GIVEN INSTRUCTION
Transcribe the listing below line for line with no changes, omitting the pictures from your answer.

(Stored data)
——
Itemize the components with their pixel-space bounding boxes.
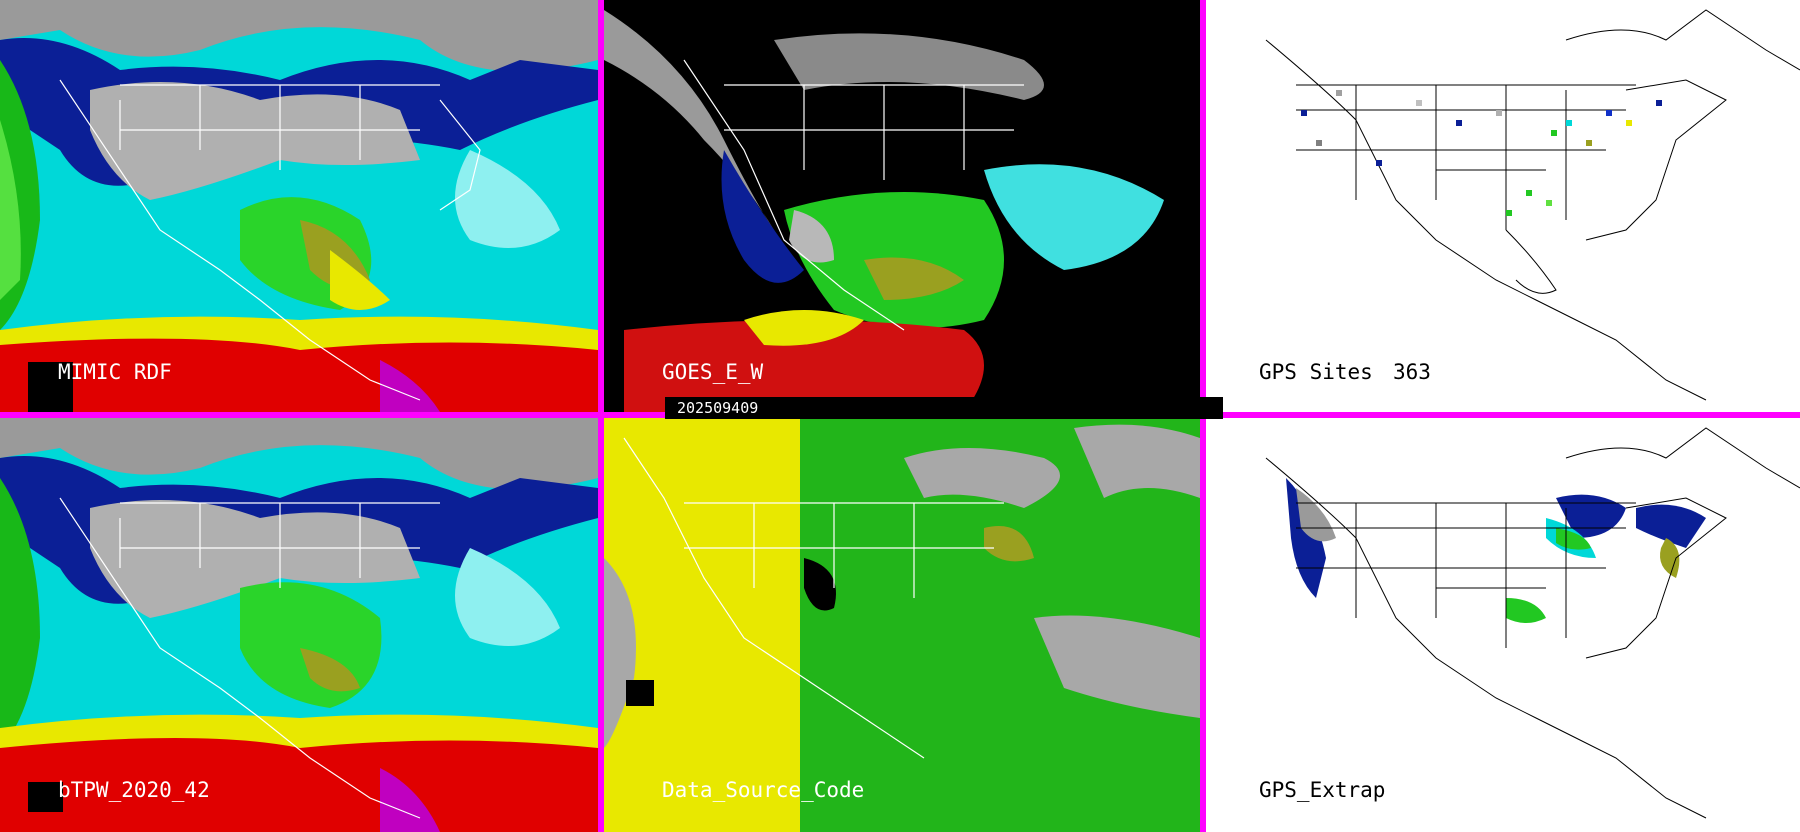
gps-sites-count: 363 <box>1393 360 1431 384</box>
gps-extrap-panel: GPS_Extrap <box>1206 418 1800 832</box>
mimic-rdf-panel: MIMIC RDF <box>0 0 598 412</box>
data-source-panel: Data_Source_Code <box>604 418 1200 832</box>
timestamp-label: 202509409 <box>665 397 1223 419</box>
data-source-label: Data_Source_Code <box>662 778 865 802</box>
gps-extrap-map <box>1265 427 1800 819</box>
gps-extrap-label: GPS_Extrap <box>1259 778 1386 802</box>
gps-sites-panel: GPS Sites 363 <box>1206 0 1800 412</box>
divider-vertical-left <box>598 0 604 832</box>
data-source-map <box>604 418 1200 832</box>
gps-sites-label: GPS Sites <box>1259 360 1373 384</box>
btpw-label: bTPW_2020_42 <box>58 778 210 802</box>
gps-site-markers <box>1301 90 1662 216</box>
mimic-rdf-label: MIMIC RDF <box>58 360 172 384</box>
goes-label: GOES_E_W <box>662 360 764 384</box>
btpw-panel: bTPW_2020_42 <box>0 418 598 832</box>
mimic-rdf-map <box>0 0 598 412</box>
btpw-map <box>0 418 598 832</box>
goes-panel: GOES_E_W <box>604 0 1200 412</box>
goes-map <box>604 0 1200 412</box>
gps-sites-map <box>1265 9 1800 401</box>
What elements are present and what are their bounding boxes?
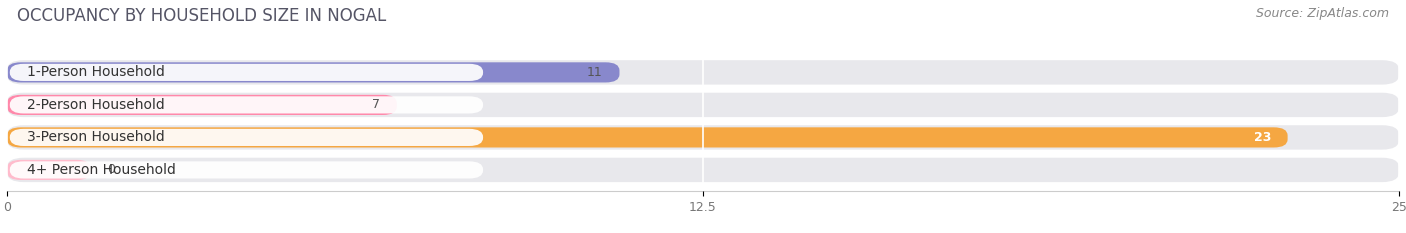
Text: Source: ZipAtlas.com: Source: ZipAtlas.com xyxy=(1256,7,1389,20)
Text: 11: 11 xyxy=(588,66,603,79)
Text: OCCUPANCY BY HOUSEHOLD SIZE IN NOGAL: OCCUPANCY BY HOUSEHOLD SIZE IN NOGAL xyxy=(17,7,387,25)
FancyBboxPatch shape xyxy=(7,60,1399,85)
FancyBboxPatch shape xyxy=(7,160,90,180)
FancyBboxPatch shape xyxy=(7,127,1288,147)
Text: 3-Person Household: 3-Person Household xyxy=(27,130,165,144)
Text: 2-Person Household: 2-Person Household xyxy=(27,98,165,112)
Text: 23: 23 xyxy=(1254,131,1271,144)
FancyBboxPatch shape xyxy=(7,95,396,115)
FancyBboxPatch shape xyxy=(10,64,484,81)
Text: 1-Person Household: 1-Person Household xyxy=(27,65,165,79)
Text: 7: 7 xyxy=(373,98,380,111)
FancyBboxPatch shape xyxy=(7,62,620,82)
FancyBboxPatch shape xyxy=(10,129,484,146)
FancyBboxPatch shape xyxy=(7,93,1399,117)
Text: 0: 0 xyxy=(107,163,115,176)
FancyBboxPatch shape xyxy=(7,125,1399,150)
FancyBboxPatch shape xyxy=(7,158,1399,182)
FancyBboxPatch shape xyxy=(10,161,484,178)
FancyBboxPatch shape xyxy=(10,96,484,113)
Text: 4+ Person Household: 4+ Person Household xyxy=(27,163,176,177)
——
RESULT OF THIS EXERCISE
Itemize the components with their pixel-space bounding boxes.
gps-sites-count: 363 <box>1393 360 1431 384</box>
gps-extrap-panel: GPS_Extrap <box>1206 418 1800 832</box>
mimic-rdf-panel: MIMIC RDF <box>0 0 598 412</box>
data-source-panel: Data_Source_Code <box>604 418 1200 832</box>
timestamp-label: 202509409 <box>665 397 1223 419</box>
data-source-label: Data_Source_Code <box>662 778 865 802</box>
gps-extrap-map <box>1265 427 1800 819</box>
gps-extrap-label: GPS_Extrap <box>1259 778 1386 802</box>
gps-sites-panel: GPS Sites 363 <box>1206 0 1800 412</box>
divider-vertical-left <box>598 0 604 832</box>
data-source-map <box>604 418 1200 832</box>
gps-sites-label: GPS Sites <box>1259 360 1373 384</box>
btpw-label: bTPW_2020_42 <box>58 778 210 802</box>
gps-site-markers <box>1301 90 1662 216</box>
mimic-rdf-label: MIMIC RDF <box>58 360 172 384</box>
goes-label: GOES_E_W <box>662 360 764 384</box>
btpw-panel: bTPW_2020_42 <box>0 418 598 832</box>
mimic-rdf-map <box>0 0 598 412</box>
btpw-map <box>0 418 598 832</box>
goes-panel: GOES_E_W <box>604 0 1200 412</box>
goes-map <box>604 0 1200 412</box>
gps-sites-map <box>1265 9 1800 401</box>
What elements are present and what are their bounding boxes?
Text: Source: ZipAtlas.com: Source: ZipAtlas.com xyxy=(1256,7,1389,20)
Text: 11: 11 xyxy=(588,66,603,79)
Text: OCCUPANCY BY HOUSEHOLD SIZE IN NOGAL: OCCUPANCY BY HOUSEHOLD SIZE IN NOGAL xyxy=(17,7,387,25)
FancyBboxPatch shape xyxy=(7,60,1399,85)
FancyBboxPatch shape xyxy=(7,160,90,180)
FancyBboxPatch shape xyxy=(7,127,1288,147)
Text: 3-Person Household: 3-Person Household xyxy=(27,130,165,144)
Text: 2-Person Household: 2-Person Household xyxy=(27,98,165,112)
Text: 23: 23 xyxy=(1254,131,1271,144)
FancyBboxPatch shape xyxy=(7,95,396,115)
FancyBboxPatch shape xyxy=(10,64,484,81)
Text: 1-Person Household: 1-Person Household xyxy=(27,65,165,79)
Text: 7: 7 xyxy=(373,98,380,111)
FancyBboxPatch shape xyxy=(7,62,620,82)
FancyBboxPatch shape xyxy=(10,129,484,146)
FancyBboxPatch shape xyxy=(7,93,1399,117)
Text: 0: 0 xyxy=(107,163,115,176)
FancyBboxPatch shape xyxy=(7,125,1399,150)
FancyBboxPatch shape xyxy=(7,158,1399,182)
FancyBboxPatch shape xyxy=(10,161,484,178)
FancyBboxPatch shape xyxy=(10,96,484,113)
Text: 4+ Person Household: 4+ Person Household xyxy=(27,163,176,177)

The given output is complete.